### Written problem
The records that follow are to be repeated without alteration.

Dataset excerpt:
(begin)

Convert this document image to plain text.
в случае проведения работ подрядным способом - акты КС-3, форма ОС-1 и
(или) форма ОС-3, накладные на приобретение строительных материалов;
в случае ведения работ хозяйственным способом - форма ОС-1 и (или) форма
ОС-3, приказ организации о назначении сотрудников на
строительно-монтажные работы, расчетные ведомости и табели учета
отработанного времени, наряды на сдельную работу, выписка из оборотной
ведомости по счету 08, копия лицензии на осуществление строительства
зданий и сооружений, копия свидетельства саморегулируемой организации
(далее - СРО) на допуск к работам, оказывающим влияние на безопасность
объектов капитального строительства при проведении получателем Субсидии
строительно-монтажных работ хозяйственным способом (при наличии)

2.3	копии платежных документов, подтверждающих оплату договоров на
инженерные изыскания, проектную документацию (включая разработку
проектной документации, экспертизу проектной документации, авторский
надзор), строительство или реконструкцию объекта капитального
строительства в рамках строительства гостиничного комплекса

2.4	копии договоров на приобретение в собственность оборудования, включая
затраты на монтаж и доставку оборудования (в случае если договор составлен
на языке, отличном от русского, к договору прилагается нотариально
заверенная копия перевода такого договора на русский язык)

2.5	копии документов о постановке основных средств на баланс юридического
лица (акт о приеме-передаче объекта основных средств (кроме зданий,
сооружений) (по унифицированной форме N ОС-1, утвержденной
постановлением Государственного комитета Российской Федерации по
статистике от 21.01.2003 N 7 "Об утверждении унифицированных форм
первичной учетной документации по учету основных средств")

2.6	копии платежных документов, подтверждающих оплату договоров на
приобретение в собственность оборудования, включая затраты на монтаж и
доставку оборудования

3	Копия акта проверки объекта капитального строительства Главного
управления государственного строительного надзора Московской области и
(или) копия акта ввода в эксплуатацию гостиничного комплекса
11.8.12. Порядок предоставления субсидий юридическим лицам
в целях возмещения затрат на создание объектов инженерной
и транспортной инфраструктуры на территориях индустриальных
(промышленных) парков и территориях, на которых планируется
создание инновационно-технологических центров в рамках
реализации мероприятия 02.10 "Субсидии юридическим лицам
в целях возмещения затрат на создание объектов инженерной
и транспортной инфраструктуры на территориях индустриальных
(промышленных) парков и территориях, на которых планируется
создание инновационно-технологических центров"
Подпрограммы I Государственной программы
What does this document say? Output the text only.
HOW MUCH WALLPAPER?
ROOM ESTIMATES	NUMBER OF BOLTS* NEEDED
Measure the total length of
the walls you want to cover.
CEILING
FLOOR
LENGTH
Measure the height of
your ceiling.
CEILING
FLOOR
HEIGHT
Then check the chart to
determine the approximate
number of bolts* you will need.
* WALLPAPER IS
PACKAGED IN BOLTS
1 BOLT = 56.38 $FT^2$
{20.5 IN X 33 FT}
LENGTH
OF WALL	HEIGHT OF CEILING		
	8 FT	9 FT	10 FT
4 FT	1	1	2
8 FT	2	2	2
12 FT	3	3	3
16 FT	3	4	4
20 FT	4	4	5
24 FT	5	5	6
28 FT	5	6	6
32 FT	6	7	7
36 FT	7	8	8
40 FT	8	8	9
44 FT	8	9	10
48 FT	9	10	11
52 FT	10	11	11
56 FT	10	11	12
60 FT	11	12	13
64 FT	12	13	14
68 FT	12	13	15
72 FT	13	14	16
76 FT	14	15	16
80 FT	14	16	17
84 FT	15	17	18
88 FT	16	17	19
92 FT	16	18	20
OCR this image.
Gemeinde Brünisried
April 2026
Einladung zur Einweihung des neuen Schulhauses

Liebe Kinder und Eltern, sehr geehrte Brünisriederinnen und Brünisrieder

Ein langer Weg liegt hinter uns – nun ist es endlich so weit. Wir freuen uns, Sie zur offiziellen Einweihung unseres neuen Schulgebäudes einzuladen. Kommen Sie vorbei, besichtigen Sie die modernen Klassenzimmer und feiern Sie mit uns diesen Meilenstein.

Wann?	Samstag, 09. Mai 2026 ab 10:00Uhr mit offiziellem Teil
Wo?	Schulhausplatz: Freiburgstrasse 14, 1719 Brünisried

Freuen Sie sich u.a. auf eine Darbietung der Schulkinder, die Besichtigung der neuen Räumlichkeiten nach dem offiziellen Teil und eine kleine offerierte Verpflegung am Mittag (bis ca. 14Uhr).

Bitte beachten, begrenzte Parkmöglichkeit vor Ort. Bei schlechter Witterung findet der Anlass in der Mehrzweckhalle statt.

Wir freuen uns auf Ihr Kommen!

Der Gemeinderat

(end)

### Answer to the problem
Convert this document image to plain text.
в случае проведения работ подрядным способом - акты КС-3, форма ОС-1 и
(или) форма ОС-3, накладные на приобретение строительных материалов;
в случае ведения работ хозяйственным способом - форма ОС-1 и (или) форма
ОС-3, приказ организации о назначении сотрудников на
строительно-монтажные работы, расчетные ведомости и табели учета
отработанного времени, наряды на сдельную работу, выписка из оборотной
ведомости по счету 08, копия лицензии на осуществление строительства
зданий и сооружений, копия свидетельства саморегулируемой организации
(далее - СРО) на допуск к работам, оказывающим влияние на безопасность
объектов капитального строительства при проведении получателем Субсидии
строительно-монтажных работ хозяйственным способом (при наличии)

2.3	копии платежных документов, подтверждающих оплату договоров на
инженерные изыскания, проектную документацию (включая разработку
проектной документации, экспертизу проектной документации, авторский
надзор), строительство или реконструкцию объекта капитального
строительства в рамках строительства гостиничного комплекса

2.4	копии договоров на приобретение в собственность оборудования, включая
затраты на монтаж и доставку оборудования (в случае если договор составлен
на языке, отличном от русского, к договору прилагается нотариально
заверенная копия перевода такого договора на русский язык)

2.5	копии документов о постановке основных средств на баланс юридического
лица (акт о приеме-передаче объекта основных средств (кроме зданий,
сооружений) (по унифицированной форме N ОС-1, утвержденной
постановлением Государственного комитета Российской Федерации по
статистике от 21.01.2003 N 7 "Об утверждении унифицированных форм
первичной учетной документации по учету основных средств")

2.6	копии платежных документов, подтверждающих оплату договоров на
приобретение в собственность оборудования, включая затраты на монтаж и
доставку оборудования

3	Копия акта проверки объекта капитального строительства Главного
управления государственного строительного надзора Московской области и
(или) копия акта ввода в эксплуатацию гостиничного комплекса
11.8.12. Порядок предоставления субсидий юридическим лицам
в целях возмещения затрат на создание объектов инженерной
и транспортной инфраструктуры на территориях индустриальных
(промышленных) парков и территориях, на которых планируется
создание инновационно-технологических центров в рамках
реализации мероприятия 02.10 "Субсидии юридическим лицам
в целях возмещения затрат на создание объектов инженерной
и транспортной инфраструктуры на территориях индустриальных
(промышленных) парков и территориях, на которых планируется
создание инновационно-технологических центров"
Подпрограммы I Государственной программы
What does this document say? Output the text only.
HOW MUCH WALLPAPER?
ROOM ESTIMATES	NUMBER OF BOLTS* NEEDED
Measure the total length of
the walls you want to cover.
CEILING
FLOOR
LENGTH
Measure the height of
your ceiling.
CEILING
FLOOR
HEIGHT
Then check the chart to
determine the approximate
number of bolts* you will need.
* WALLPAPER IS
PACKAGED IN BOLTS
1 BOLT = 56.38 $FT^2$
{20.5 IN X 33 FT}
LENGTH
OF WALL	HEIGHT OF CEILING		
	8 FT	9 FT	10 FT
4 FT	1	1	2
8 FT	2	2	2
12 FT	3	3	3
16 FT	3	4	4
20 FT	4	4	5
24 FT	5	5	6
28 FT	5	6	6
32 FT	6	7	7
36 FT	7	8	8
40 FT	8	8	9
44 FT	8	9	10
48 FT	9	10	11
52 FT	10	11	11
56 FT	10	11	12
60 FT	11	12	13
64 FT	12	13	14
68 FT	12	13	15
72 FT	13	14	16
76 FT	14	15	16
80 FT	14	16	17
84 FT	15	17	18
88 FT	16	17	19
92 FT	16	18	20
OCR this image.
Gemeinde Brünisried
April 2026
Einladung zur Einweihung des neuen Schulhauses

Liebe Kinder und Eltern, sehr geehrte Brünisriederinnen und Brünisrieder

Ein langer Weg liegt hinter uns – nun ist es endlich so weit. Wir freuen uns, Sie zur offiziellen Einweihung unseres neuen Schulgebäudes einzuladen. Kommen Sie vorbei, besichtigen Sie die modernen Klassenzimmer und feiern Sie mit uns diesen Meilenstein.

Wann?	Samstag, 09. Mai 2026 ab 10:00Uhr mit offiziellem Teil
Wo?	Schulhausplatz: Freiburgstrasse 14, 1719 Brünisried

Freuen Sie sich u.a. auf eine Darbietung der Schulkinder, die Besichtigung der neuen Räumlichkeiten nach dem offiziellen Teil und eine kleine offerierte Verpflegung am Mittag (bis ca. 14Uhr).

Bitte beachten, begrenzte Parkmöglichkeit vor Ort. Bei schlechter Witterung findet der Anlass in der Mehrzweckhalle statt.

Wir freuen uns auf Ihr Kommen!

Der Gemeinderat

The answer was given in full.